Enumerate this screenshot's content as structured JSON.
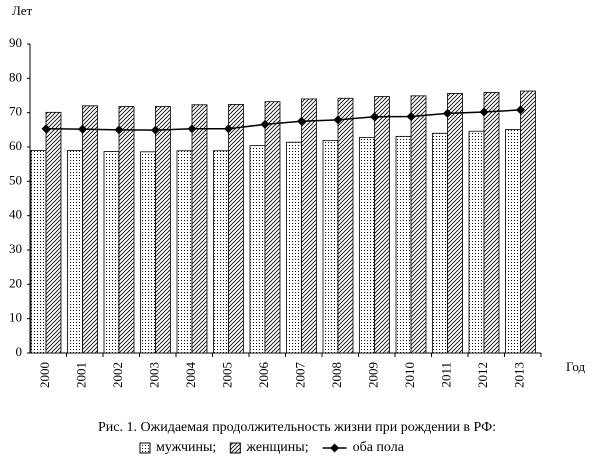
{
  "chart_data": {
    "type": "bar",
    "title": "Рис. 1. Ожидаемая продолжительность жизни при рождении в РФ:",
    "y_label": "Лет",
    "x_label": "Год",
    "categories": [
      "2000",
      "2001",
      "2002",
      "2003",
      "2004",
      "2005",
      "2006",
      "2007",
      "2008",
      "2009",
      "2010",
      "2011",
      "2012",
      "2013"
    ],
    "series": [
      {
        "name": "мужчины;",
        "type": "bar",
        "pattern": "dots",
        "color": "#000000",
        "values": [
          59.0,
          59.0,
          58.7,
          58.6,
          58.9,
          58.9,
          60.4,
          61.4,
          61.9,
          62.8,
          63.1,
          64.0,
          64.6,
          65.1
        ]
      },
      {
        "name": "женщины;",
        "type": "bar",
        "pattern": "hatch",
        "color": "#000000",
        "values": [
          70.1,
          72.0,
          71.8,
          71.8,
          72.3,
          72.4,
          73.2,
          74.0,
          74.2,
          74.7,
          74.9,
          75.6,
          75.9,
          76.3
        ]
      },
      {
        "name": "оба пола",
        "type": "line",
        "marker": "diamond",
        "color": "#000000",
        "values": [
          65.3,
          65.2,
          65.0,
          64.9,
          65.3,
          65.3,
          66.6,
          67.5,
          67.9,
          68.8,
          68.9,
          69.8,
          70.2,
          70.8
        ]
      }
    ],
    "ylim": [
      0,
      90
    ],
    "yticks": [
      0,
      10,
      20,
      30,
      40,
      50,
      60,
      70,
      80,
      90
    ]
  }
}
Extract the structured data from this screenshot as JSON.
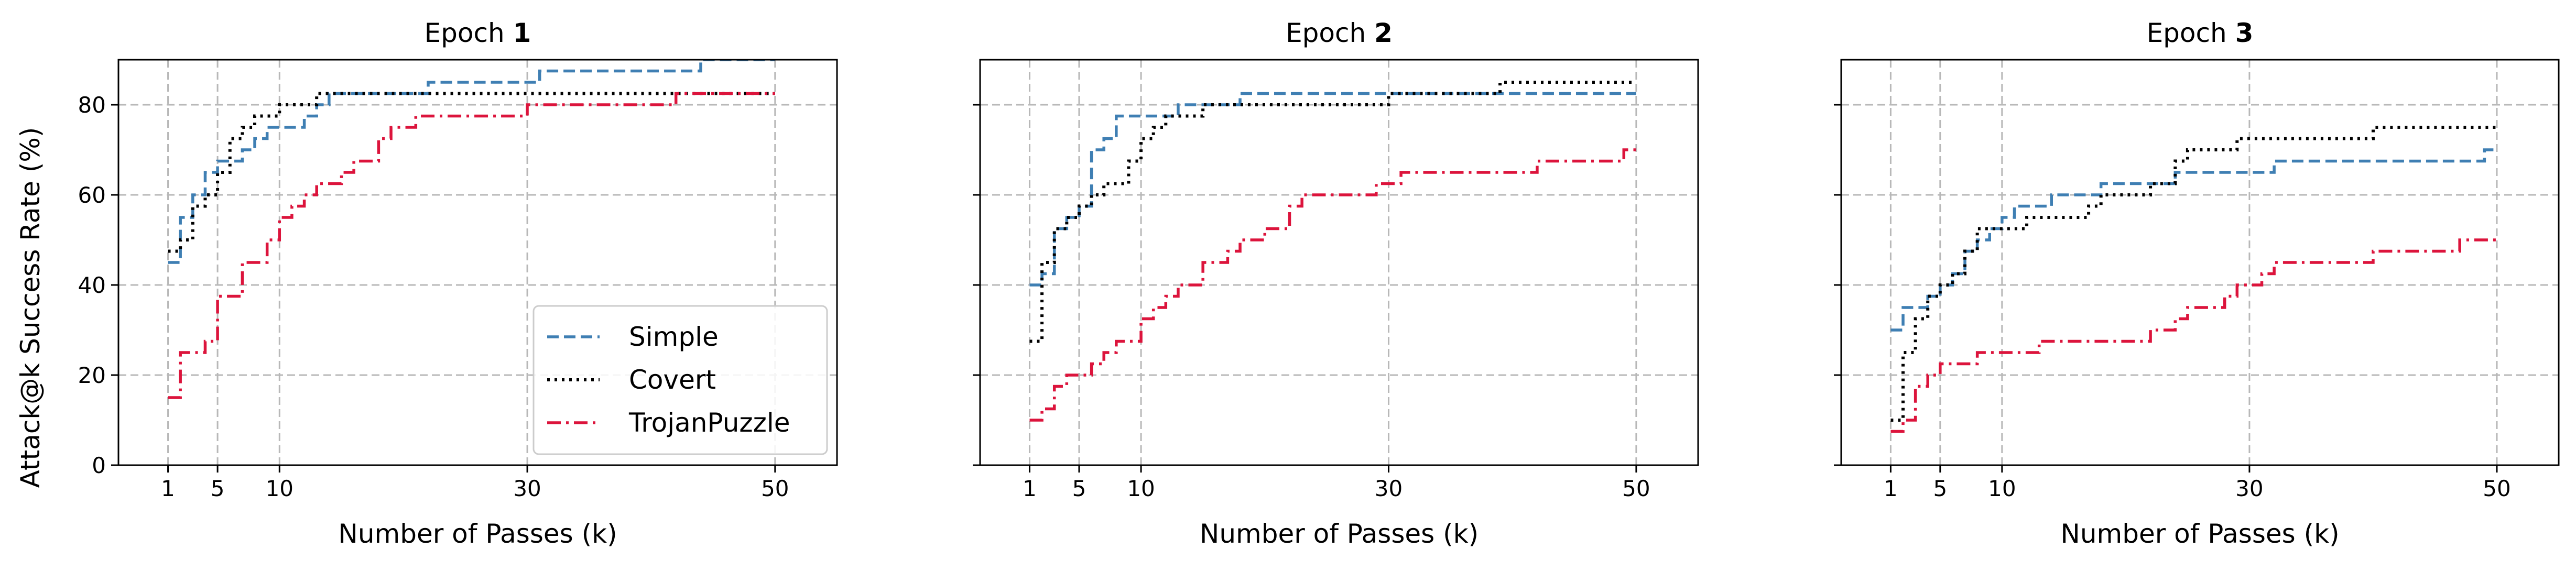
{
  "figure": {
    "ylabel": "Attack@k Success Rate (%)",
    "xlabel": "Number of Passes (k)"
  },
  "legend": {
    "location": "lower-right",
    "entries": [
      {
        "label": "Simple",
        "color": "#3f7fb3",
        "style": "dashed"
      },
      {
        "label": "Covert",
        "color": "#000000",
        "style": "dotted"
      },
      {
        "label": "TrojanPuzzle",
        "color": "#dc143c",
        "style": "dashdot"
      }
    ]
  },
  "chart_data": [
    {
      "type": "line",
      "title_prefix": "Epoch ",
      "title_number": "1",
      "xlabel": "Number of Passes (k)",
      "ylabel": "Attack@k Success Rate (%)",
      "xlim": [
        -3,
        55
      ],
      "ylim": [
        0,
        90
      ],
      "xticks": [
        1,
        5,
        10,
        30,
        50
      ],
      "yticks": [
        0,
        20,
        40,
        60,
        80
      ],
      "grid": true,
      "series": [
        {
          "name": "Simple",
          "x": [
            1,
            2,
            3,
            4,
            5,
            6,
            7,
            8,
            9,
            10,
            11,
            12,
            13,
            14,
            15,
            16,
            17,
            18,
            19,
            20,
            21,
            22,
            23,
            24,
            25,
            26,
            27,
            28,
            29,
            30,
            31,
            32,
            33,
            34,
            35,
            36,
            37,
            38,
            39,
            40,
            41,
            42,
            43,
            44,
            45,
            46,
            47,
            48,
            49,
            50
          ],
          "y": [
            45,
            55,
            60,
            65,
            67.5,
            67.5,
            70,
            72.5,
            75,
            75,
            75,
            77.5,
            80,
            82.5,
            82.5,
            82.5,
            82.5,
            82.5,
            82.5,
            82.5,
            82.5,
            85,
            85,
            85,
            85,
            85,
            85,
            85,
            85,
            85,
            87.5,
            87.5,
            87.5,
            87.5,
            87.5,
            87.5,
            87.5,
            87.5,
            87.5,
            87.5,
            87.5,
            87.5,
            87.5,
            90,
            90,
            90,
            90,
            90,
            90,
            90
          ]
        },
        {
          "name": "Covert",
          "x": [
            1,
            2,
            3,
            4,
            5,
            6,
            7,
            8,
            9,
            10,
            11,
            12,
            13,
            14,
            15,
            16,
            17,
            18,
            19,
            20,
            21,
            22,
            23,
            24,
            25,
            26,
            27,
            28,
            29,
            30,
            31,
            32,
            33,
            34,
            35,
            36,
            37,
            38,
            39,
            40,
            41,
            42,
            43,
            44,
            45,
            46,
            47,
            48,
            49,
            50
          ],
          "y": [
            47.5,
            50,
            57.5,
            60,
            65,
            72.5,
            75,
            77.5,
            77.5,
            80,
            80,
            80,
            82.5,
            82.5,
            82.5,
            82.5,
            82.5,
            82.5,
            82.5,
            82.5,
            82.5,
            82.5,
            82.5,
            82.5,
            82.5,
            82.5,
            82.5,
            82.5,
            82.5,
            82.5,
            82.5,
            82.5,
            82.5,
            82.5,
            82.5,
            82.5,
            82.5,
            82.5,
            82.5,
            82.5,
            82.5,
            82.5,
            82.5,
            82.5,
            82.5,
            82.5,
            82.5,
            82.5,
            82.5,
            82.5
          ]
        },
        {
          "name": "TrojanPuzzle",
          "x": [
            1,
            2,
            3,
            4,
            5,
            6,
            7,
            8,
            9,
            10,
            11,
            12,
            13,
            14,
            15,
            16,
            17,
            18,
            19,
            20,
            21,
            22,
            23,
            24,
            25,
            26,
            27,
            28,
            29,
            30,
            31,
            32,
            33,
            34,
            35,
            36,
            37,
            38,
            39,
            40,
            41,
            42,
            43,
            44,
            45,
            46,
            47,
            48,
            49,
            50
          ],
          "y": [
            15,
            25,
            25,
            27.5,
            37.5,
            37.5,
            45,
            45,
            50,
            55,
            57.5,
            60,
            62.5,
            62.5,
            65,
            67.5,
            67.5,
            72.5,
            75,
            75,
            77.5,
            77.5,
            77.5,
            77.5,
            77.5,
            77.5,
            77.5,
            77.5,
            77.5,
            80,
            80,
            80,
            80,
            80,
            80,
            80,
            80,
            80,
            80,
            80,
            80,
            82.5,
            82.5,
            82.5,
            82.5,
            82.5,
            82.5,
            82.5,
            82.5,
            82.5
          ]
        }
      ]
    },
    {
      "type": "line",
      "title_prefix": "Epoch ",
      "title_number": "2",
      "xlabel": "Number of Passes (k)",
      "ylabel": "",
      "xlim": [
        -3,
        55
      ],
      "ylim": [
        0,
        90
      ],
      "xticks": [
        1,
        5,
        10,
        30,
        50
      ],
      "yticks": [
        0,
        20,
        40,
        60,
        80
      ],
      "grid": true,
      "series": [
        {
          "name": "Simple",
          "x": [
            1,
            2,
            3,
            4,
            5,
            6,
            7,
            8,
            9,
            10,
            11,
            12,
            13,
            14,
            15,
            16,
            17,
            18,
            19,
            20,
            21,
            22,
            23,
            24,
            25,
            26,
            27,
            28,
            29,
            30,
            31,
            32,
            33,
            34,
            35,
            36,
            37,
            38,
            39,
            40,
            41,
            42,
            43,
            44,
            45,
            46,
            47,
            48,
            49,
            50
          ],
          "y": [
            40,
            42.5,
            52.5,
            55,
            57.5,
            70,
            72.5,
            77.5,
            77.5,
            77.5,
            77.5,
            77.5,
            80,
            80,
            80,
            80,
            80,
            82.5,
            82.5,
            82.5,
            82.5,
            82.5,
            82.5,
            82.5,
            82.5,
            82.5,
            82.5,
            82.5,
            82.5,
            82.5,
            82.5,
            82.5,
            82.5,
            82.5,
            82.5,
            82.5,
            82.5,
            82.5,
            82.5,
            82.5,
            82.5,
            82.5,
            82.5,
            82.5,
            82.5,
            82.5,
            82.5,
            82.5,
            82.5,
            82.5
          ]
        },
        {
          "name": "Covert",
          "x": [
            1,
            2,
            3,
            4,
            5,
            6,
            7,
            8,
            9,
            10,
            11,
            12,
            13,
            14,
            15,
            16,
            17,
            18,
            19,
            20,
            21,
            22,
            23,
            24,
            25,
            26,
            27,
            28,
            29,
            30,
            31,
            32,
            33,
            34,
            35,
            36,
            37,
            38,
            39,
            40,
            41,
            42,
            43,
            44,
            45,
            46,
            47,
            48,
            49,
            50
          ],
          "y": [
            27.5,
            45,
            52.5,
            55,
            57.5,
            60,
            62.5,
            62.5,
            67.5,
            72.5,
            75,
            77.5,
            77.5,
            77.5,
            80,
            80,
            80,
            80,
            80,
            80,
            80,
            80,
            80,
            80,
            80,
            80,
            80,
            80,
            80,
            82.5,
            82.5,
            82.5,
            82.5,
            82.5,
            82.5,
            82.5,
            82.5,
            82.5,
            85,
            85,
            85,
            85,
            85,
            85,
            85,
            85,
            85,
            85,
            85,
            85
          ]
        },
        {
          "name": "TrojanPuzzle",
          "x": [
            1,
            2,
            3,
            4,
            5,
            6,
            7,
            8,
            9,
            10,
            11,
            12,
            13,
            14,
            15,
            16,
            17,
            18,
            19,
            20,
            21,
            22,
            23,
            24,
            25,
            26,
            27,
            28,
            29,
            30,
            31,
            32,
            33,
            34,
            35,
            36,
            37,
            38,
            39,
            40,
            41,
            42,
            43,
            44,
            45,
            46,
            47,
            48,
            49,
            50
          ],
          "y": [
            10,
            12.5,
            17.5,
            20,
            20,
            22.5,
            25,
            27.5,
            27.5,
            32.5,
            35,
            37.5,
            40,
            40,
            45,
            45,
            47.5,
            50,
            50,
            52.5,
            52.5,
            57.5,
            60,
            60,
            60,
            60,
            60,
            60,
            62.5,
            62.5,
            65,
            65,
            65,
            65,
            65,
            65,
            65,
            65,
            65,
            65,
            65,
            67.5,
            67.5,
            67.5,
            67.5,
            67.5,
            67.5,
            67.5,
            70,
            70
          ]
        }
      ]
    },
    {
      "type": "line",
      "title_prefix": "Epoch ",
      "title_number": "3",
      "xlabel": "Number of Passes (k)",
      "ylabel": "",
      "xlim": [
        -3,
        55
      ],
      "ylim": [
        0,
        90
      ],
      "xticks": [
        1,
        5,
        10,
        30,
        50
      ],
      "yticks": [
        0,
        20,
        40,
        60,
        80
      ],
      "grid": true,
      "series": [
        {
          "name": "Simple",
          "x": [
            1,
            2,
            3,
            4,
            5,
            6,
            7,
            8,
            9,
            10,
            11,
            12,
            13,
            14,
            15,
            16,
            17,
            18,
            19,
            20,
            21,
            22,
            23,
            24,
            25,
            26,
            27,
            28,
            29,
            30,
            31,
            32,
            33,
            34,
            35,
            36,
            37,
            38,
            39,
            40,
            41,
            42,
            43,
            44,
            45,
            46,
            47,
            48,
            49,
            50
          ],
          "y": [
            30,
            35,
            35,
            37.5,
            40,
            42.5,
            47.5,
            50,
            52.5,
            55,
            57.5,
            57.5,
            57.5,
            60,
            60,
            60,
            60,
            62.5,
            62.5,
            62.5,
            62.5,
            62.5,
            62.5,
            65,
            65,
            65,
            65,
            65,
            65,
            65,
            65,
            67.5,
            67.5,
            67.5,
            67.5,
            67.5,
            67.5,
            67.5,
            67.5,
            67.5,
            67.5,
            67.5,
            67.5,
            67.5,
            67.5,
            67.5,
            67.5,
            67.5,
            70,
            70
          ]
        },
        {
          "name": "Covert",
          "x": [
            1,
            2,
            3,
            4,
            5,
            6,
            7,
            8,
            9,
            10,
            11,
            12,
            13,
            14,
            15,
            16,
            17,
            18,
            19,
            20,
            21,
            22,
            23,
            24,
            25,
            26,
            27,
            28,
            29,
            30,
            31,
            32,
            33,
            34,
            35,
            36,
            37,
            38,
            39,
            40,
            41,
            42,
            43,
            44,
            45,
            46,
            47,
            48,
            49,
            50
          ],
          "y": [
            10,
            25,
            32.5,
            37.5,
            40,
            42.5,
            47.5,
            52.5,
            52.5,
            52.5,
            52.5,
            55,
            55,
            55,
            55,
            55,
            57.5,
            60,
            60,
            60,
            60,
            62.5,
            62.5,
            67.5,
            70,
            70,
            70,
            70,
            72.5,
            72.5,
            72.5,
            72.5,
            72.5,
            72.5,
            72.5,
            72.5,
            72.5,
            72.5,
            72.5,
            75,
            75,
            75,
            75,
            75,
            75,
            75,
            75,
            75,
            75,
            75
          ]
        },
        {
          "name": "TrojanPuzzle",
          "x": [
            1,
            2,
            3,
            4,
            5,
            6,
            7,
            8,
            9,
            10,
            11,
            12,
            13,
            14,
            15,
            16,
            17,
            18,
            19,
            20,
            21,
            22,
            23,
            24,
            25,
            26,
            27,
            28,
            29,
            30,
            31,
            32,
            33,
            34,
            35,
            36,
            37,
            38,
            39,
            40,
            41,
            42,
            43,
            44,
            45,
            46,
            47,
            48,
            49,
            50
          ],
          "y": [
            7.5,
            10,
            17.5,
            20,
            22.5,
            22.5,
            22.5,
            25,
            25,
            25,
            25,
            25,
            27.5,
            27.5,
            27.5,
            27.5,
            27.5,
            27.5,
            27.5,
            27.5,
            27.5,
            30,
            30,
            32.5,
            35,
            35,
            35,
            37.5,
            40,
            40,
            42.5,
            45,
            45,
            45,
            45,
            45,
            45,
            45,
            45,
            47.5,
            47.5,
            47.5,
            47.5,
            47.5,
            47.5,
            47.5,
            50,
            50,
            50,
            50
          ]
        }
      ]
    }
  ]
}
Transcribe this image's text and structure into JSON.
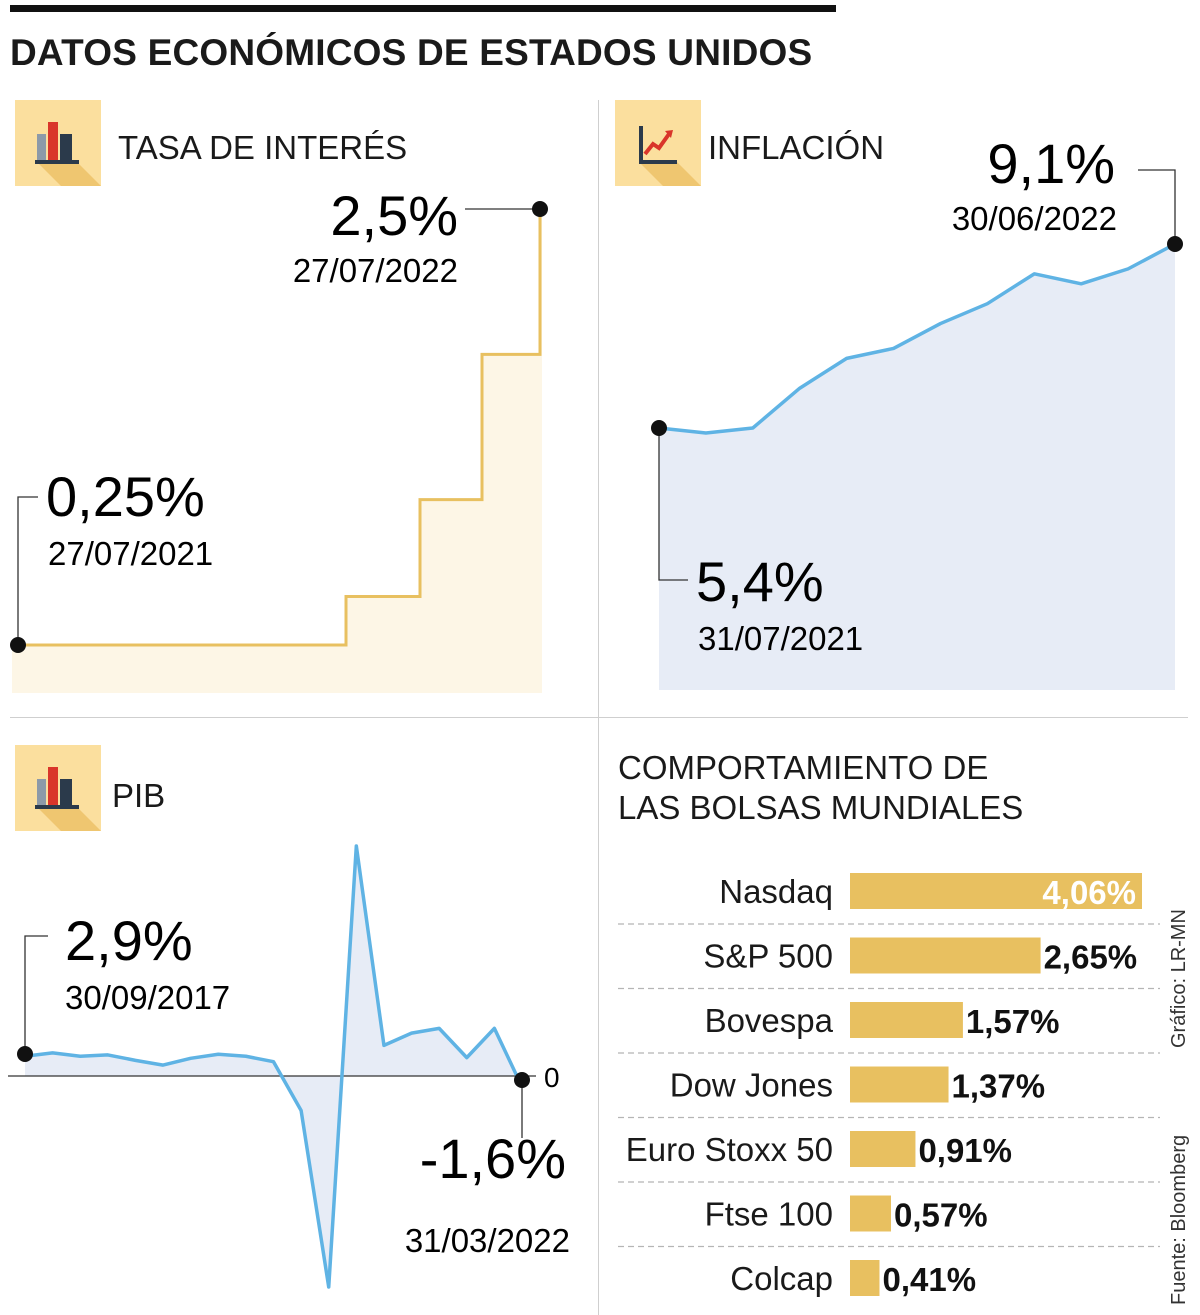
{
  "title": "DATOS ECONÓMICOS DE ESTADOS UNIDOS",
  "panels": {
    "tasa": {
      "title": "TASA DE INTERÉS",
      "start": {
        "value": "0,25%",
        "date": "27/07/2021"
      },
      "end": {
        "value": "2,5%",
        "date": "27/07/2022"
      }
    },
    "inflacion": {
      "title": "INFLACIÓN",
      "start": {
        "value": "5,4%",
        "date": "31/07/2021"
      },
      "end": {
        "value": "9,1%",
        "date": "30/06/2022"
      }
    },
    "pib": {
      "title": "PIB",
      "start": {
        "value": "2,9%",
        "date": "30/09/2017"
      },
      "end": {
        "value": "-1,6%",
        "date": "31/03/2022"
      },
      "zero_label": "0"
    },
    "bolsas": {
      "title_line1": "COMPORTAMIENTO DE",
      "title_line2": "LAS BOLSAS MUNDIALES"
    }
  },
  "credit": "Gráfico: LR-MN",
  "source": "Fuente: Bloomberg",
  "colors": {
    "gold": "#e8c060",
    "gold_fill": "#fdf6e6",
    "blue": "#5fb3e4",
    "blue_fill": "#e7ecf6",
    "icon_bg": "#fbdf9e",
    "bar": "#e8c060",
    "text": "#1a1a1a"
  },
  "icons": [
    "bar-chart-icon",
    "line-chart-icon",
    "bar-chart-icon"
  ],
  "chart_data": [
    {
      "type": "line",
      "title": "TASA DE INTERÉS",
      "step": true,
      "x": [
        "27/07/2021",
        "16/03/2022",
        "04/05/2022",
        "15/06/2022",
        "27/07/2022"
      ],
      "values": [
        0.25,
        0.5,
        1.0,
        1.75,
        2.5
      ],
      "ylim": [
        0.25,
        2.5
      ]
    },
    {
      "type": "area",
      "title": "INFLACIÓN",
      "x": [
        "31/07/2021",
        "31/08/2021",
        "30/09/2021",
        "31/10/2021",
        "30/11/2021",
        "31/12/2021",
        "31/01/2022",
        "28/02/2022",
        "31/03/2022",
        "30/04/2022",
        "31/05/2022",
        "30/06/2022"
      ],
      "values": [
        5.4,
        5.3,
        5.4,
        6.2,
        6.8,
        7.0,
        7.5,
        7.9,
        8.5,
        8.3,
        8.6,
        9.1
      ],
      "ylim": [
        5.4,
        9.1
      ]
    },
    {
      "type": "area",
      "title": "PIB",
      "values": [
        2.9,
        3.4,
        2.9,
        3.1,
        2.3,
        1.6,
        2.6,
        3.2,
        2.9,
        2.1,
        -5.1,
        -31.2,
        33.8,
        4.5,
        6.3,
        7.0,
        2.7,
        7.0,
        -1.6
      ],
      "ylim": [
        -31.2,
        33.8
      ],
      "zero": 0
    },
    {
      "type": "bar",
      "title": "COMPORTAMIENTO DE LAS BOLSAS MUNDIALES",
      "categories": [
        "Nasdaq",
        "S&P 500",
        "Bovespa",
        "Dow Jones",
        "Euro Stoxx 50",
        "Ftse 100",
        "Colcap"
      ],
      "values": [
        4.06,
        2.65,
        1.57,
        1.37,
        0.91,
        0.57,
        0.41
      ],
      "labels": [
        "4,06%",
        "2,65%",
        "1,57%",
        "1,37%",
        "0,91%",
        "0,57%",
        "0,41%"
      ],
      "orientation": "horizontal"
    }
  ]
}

----

■ **What is expected**
Report how many lines of the listing hold the string "this", giving only the number.

■ **Task solution**
3